_Exercise_
Quote every line as given.

_Stored records_
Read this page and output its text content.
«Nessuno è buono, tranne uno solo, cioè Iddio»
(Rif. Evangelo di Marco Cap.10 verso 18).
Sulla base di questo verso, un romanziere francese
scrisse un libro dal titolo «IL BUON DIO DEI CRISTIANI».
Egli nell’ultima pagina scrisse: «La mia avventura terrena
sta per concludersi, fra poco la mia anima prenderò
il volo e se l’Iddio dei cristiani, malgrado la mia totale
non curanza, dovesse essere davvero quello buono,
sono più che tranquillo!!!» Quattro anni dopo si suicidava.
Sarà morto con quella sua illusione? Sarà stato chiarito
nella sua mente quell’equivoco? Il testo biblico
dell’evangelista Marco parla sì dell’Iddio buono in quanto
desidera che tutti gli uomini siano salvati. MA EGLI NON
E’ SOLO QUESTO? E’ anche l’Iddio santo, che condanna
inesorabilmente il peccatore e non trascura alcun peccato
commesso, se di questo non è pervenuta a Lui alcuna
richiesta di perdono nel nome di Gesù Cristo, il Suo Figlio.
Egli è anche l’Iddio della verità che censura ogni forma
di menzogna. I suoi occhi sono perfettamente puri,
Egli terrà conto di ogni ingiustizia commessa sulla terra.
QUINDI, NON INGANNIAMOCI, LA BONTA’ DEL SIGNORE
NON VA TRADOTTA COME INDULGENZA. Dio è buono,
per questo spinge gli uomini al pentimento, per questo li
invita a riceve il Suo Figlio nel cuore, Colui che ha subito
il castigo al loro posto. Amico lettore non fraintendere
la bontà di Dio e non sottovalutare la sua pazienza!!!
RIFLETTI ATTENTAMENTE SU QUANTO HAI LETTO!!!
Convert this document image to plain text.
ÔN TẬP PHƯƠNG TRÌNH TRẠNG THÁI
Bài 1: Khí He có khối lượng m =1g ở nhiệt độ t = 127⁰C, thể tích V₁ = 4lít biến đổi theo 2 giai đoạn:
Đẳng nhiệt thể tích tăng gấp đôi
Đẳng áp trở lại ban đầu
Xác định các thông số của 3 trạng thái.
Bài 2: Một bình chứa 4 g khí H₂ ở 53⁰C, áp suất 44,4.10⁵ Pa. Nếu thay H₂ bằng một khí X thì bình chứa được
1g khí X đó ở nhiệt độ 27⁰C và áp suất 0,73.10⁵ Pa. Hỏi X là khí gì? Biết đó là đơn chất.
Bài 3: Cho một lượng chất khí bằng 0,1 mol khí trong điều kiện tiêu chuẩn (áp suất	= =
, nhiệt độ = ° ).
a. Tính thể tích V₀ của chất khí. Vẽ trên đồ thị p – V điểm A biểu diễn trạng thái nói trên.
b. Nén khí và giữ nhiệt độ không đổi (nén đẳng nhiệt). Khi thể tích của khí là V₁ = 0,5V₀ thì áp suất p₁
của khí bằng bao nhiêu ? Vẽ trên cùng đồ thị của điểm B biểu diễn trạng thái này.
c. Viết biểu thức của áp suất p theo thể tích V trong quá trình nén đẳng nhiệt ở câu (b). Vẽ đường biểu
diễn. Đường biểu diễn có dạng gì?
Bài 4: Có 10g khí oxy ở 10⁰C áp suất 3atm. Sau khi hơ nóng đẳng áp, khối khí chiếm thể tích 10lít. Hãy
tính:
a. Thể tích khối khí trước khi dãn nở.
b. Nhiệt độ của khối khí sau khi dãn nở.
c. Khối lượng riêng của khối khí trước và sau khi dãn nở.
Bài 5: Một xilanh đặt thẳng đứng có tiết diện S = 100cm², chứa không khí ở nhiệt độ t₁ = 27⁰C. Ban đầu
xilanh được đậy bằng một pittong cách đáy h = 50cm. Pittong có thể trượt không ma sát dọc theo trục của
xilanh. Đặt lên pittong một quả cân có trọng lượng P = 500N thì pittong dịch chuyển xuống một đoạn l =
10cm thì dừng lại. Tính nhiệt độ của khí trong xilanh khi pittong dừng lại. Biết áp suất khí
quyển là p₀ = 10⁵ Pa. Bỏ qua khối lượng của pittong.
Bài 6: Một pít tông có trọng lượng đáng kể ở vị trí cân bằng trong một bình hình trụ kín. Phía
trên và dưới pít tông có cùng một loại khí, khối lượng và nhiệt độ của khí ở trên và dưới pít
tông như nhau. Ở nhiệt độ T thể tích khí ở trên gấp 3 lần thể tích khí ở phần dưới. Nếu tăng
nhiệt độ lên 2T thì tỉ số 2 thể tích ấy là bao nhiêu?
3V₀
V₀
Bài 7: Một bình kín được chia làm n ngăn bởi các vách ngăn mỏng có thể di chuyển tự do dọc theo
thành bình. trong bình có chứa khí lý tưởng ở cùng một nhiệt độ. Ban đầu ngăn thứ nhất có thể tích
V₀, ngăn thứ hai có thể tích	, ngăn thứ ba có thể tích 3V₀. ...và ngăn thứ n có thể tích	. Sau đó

_Complete response_
Read this page and output its text content.
«Nessuno è buono, tranne uno solo, cioè Iddio»
(Rif. Evangelo di Marco Cap.10 verso 18).
Sulla base di questo verso, un romanziere francese
scrisse un libro dal titolo «IL BUON DIO DEI CRISTIANI».
Egli nell’ultima pagina scrisse: «La mia avventura terrena
sta per concludersi, fra poco la mia anima prenderò
il volo e se l’Iddio dei cristiani, malgrado la mia totale
non curanza, dovesse essere davvero quello buono,
sono più che tranquillo!!!» Quattro anni dopo si suicidava.
Sarà morto con quella sua illusione? Sarà stato chiarito
nella sua mente quell’equivoco? Il testo biblico
dell’evangelista Marco parla sì dell’Iddio buono in quanto
desidera che tutti gli uomini siano salvati. MA EGLI NON
E’ SOLO QUESTO? E’ anche l’Iddio santo, che condanna
inesorabilmente il peccatore e non trascura alcun peccato
commesso, se di questo non è pervenuta a Lui alcuna
richiesta di perdono nel nome di Gesù Cristo, il Suo Figlio.
Egli è anche l’Iddio della verità che censura ogni forma
di menzogna. I suoi occhi sono perfettamente puri,
Egli terrà conto di ogni ingiustizia commessa sulla terra.
QUINDI, NON INGANNIAMOCI, LA BONTA’ DEL SIGNORE
NON VA TRADOTTA COME INDULGENZA. Dio è buono,
per questo spinge gli uomini al pentimento, per questo li
invita a riceve il Suo Figlio nel cuore, Colui che ha subito
il castigo al loro posto. Amico lettore non fraintendere
la bontà di Dio e non sottovalutare la sua pazienza!!!
RIFLETTI ATTENTAMENTE SU QUANTO HAI LETTO!!!
Convert this document image to plain text.
ÔN TẬP PHƯƠNG TRÌNH TRẠNG THÁI
Bài 1: Khí He có khối lượng m =1g ở nhiệt độ t = 127⁰C, thể tích V₁ = 4lít biến đổi theo 2 giai đoạn:
Đẳng nhiệt thể tích tăng gấp đôi
Đẳng áp trở lại ban đầu
Xác định các thông số của 3 trạng thái.
Bài 2: Một bình chứa 4 g khí H₂ ở 53⁰C, áp suất 44,4.10⁵ Pa. Nếu thay H₂ bằng một khí X thì bình chứa được
1g khí X đó ở nhiệt độ 27⁰C và áp suất 0,73.10⁵ Pa. Hỏi X là khí gì? Biết đó là đơn chất.
Bài 3: Cho một lượng chất khí bằng 0,1 mol khí trong điều kiện tiêu chuẩn (áp suất	= =
, nhiệt độ = ° ).
a. Tính thể tích V₀ của chất khí. Vẽ trên đồ thị p – V điểm A biểu diễn trạng thái nói trên.
b. Nén khí và giữ nhiệt độ không đổi (nén đẳng nhiệt). Khi thể tích của khí là V₁ = 0,5V₀ thì áp suất p₁
của khí bằng bao nhiêu ? Vẽ trên cùng đồ thị của điểm B biểu diễn trạng thái này.
c. Viết biểu thức của áp suất p theo thể tích V trong quá trình nén đẳng nhiệt ở câu (b). Vẽ đường biểu
diễn. Đường biểu diễn có dạng gì?
Bài 4: Có 10g khí oxy ở 10⁰C áp suất 3atm. Sau khi hơ nóng đẳng áp, khối khí chiếm thể tích 10lít. Hãy
tính:
a. Thể tích khối khí trước khi dãn nở.
b. Nhiệt độ của khối khí sau khi dãn nở.
c. Khối lượng riêng của khối khí trước và sau khi dãn nở.
Bài 5: Một xilanh đặt thẳng đứng có tiết diện S = 100cm², chứa không khí ở nhiệt độ t₁ = 27⁰C. Ban đầu
xilanh được đậy bằng một pittong cách đáy h = 50cm. Pittong có thể trượt không ma sát dọc theo trục của
xilanh. Đặt lên pittong một quả cân có trọng lượng P = 500N thì pittong dịch chuyển xuống một đoạn l =
10cm thì dừng lại. Tính nhiệt độ của khí trong xilanh khi pittong dừng lại. Biết áp suất khí
quyển là p₀ = 10⁵ Pa. Bỏ qua khối lượng của pittong.
Bài 6: Một pít tông có trọng lượng đáng kể ở vị trí cân bằng trong một bình hình trụ kín. Phía
trên và dưới pít tông có cùng một loại khí, khối lượng và nhiệt độ của khí ở trên và dưới pít
tông như nhau. Ở nhiệt độ T thể tích khí ở trên gấp 3 lần thể tích khí ở phần dưới. Nếu tăng
nhiệt độ lên 2T thì tỉ số 2 thể tích ấy là bao nhiêu?
3V₀
V₀
Bài 7: Một bình kín được chia làm n ngăn bởi các vách ngăn mỏng có thể di chuyển tự do dọc theo
thành bình. trong bình có chứa khí lý tưởng ở cùng một nhiệt độ. Ban đầu ngăn thứ nhất có thể tích
V₀, ngăn thứ hai có thể tích	, ngăn thứ ba có thể tích 3V₀. ...và ngăn thứ n có thể tích	. Sau đó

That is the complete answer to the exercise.